Dataset rows:
>> Begin
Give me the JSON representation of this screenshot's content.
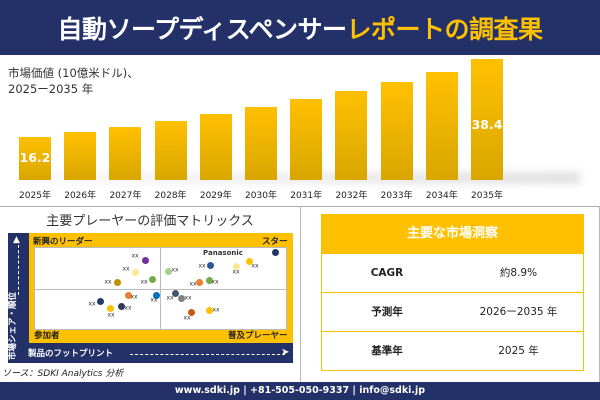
{
  "header": {
    "title_white": "自動ソープディスペンサー",
    "title_yellow": "レポートの調査果"
  },
  "chart_data": {
    "type": "bar",
    "title": "市場価値（10億米ドル）、\n2025ー2035年",
    "title_line1": "市場価値 (10億米ドル)、",
    "title_line2": "2025ー2035 年",
    "categories": [
      "2025年",
      "2026年",
      "2027年",
      "2028年",
      "2029年",
      "2030年",
      "2031年",
      "2032年",
      "2033年",
      "2034年",
      "2035年"
    ],
    "values": [
      16.2,
      17.6,
      19.2,
      20.9,
      22.8,
      24.8,
      27.0,
      29.4,
      32.0,
      34.9,
      38.4
    ],
    "data_labels": {
      "0": "16.2",
      "10": "38.4"
    },
    "colors": {
      "bar_top": "#FFC000",
      "bar_bottom": "#D9A600"
    }
  },
  "matrix": {
    "title": "主要プレーヤーの評価マトリックス",
    "quadrants": {
      "top_left": "新興のリーダー",
      "top_right": "スター",
      "bottom_left": "参加者",
      "bottom_right": "普及プレーヤー"
    },
    "x_axis": "製品のフットプリント",
    "y_axis": "市場シェア・順位",
    "players": [
      {
        "label": "xx",
        "color": "#7030A0"
      },
      {
        "label": "xx",
        "color": "#FFE699"
      },
      {
        "label": "xx",
        "color": "#BF9000"
      },
      {
        "label": "xx",
        "color": "#70AD47"
      },
      {
        "label": "xx",
        "color": "#A9D18E"
      },
      {
        "label": "xx",
        "color": "#2F5597"
      },
      {
        "label": "xx",
        "color": "#FFE699"
      },
      {
        "label": "xx",
        "color": "#FFC000"
      },
      {
        "label": "Panasonic",
        "color": "#203864"
      },
      {
        "label": "xx",
        "color": "#ED7D31"
      },
      {
        "label": "xx",
        "color": "#70AD47"
      },
      {
        "label": "xx",
        "color": "#ED7D31"
      },
      {
        "label": "xx",
        "color": "#0070C0"
      },
      {
        "label": "xx",
        "color": "#203864"
      },
      {
        "label": "xx",
        "color": "#FFC000"
      },
      {
        "label": "xx",
        "color": "#2E3A59"
      },
      {
        "label": "xx",
        "color": "#44546A"
      },
      {
        "label": "xx",
        "color": "#7F7F7F"
      },
      {
        "label": "xx",
        "color": "#C55A11"
      },
      {
        "label": "xx",
        "color": "#FFC000"
      }
    ]
  },
  "source": "ソース：SDKI Analytics 分析",
  "insights": {
    "title": "主要な市場洞察",
    "rows": [
      {
        "key": "CAGR",
        "value": "約8.9%"
      },
      {
        "key": "予測年",
        "value": "2026ー2035 年"
      },
      {
        "key": "基準年",
        "value": "2025 年"
      }
    ]
  },
  "footer": "www.sdki.jp | +81-505-050-9337 | info@sdki.jp"
}
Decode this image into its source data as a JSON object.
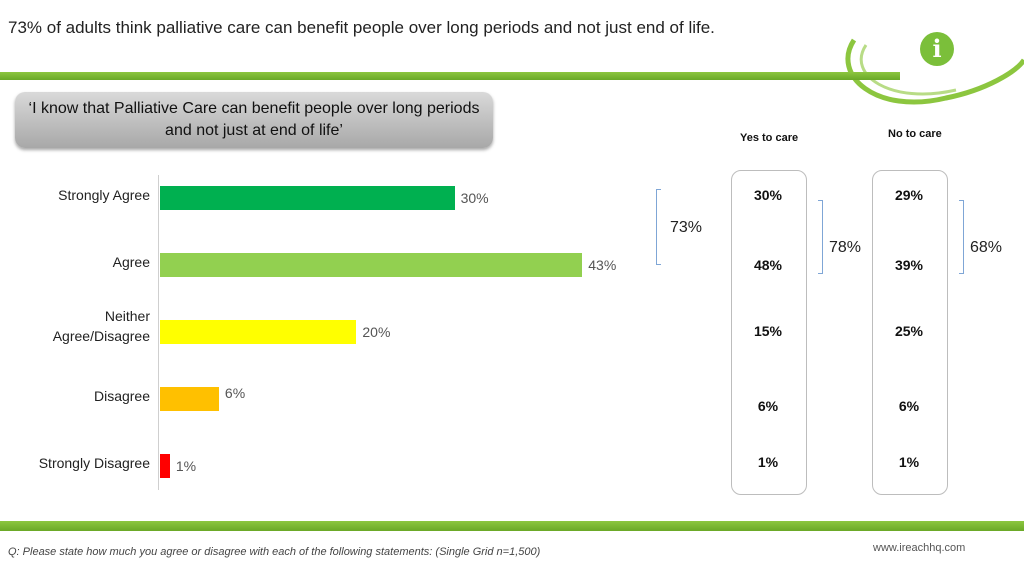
>> End
Task directions:
Return every line of the records exactly as given, pictures excluded.

Exercise output:
Give me the JSON representation of this screenshot's content.
{
  "header": {
    "title_white": "自動ソープディスペンサー",
    "title_yellow": "レポートの調査果"
  },
  "chart_data": {
    "type": "bar",
    "title": "市場価値（10億米ドル）、\n2025ー2035年",
    "title_line1": "市場価値 (10億米ドル)、",
    "title_line2": "2025ー2035 年",
    "categories": [
      "2025年",
      "2026年",
      "2027年",
      "2028年",
      "2029年",
      "2030年",
      "2031年",
      "2032年",
      "2033年",
      "2034年",
      "2035年"
    ],
    "values": [
      16.2,
      17.6,
      19.2,
      20.9,
      22.8,
      24.8,
      27.0,
      29.4,
      32.0,
      34.9,
      38.4
    ],
    "data_labels": {
      "0": "16.2",
      "10": "38.4"
    },
    "colors": {
      "bar_top": "#FFC000",
      "bar_bottom": "#D9A600"
    }
  },
  "matrix": {
    "title": "主要プレーヤーの評価マトリックス",
    "quadrants": {
      "top_left": "新興のリーダー",
      "top_right": "スター",
      "bottom_left": "参加者",
      "bottom_right": "普及プレーヤー"
    },
    "x_axis": "製品のフットプリント",
    "y_axis": "市場シェア・順位",
    "players": [
      {
        "label": "xx",
        "color": "#7030A0"
      },
      {
        "label": "xx",
        "color": "#FFE699"
      },
      {
        "label": "xx",
        "color": "#BF9000"
      },
      {
        "label": "xx",
        "color": "#70AD47"
      },
      {
        "label": "xx",
        "color": "#A9D18E"
      },
      {
        "label": "xx",
        "color": "#2F5597"
      },
      {
        "label": "xx",
        "color": "#FFE699"
      },
      {
        "label": "xx",
        "color": "#FFC000"
      },
      {
        "label": "Panasonic",
        "color": "#203864"
      },
      {
        "label": "xx",
        "color": "#ED7D31"
      },
      {
        "label": "xx",
        "color": "#70AD47"
      },
      {
        "label": "xx",
        "color": "#ED7D31"
      },
      {
        "label": "xx",
        "color": "#0070C0"
      },
      {
        "label": "xx",
        "color": "#203864"
      },
      {
        "label": "xx",
        "color": "#FFC000"
      },
      {
        "label": "xx",
        "color": "#2E3A59"
      },
      {
        "label": "xx",
        "color": "#44546A"
      },
      {
        "label": "xx",
        "color": "#7F7F7F"
      },
      {
        "label": "xx",
        "color": "#C55A11"
      },
      {
        "label": "xx",
        "color": "#FFC000"
      }
    ]
  },
  "source": "ソース：SDKI Analytics 分析",
  "insights": {
    "title": "主要な市場洞察",
    "rows": [
      {
        "key": "CAGR",
        "value": "約8.9%"
      },
      {
        "key": "予測年",
        "value": "2026ー2035 年"
      },
      {
        "key": "基準年",
        "value": "2025 年"
      }
    ]
  },
  "footer": "www.sdki.jp | +81-505-050-9337 | info@sdki.jp"
}
Decode this image into its source data as a JSON object.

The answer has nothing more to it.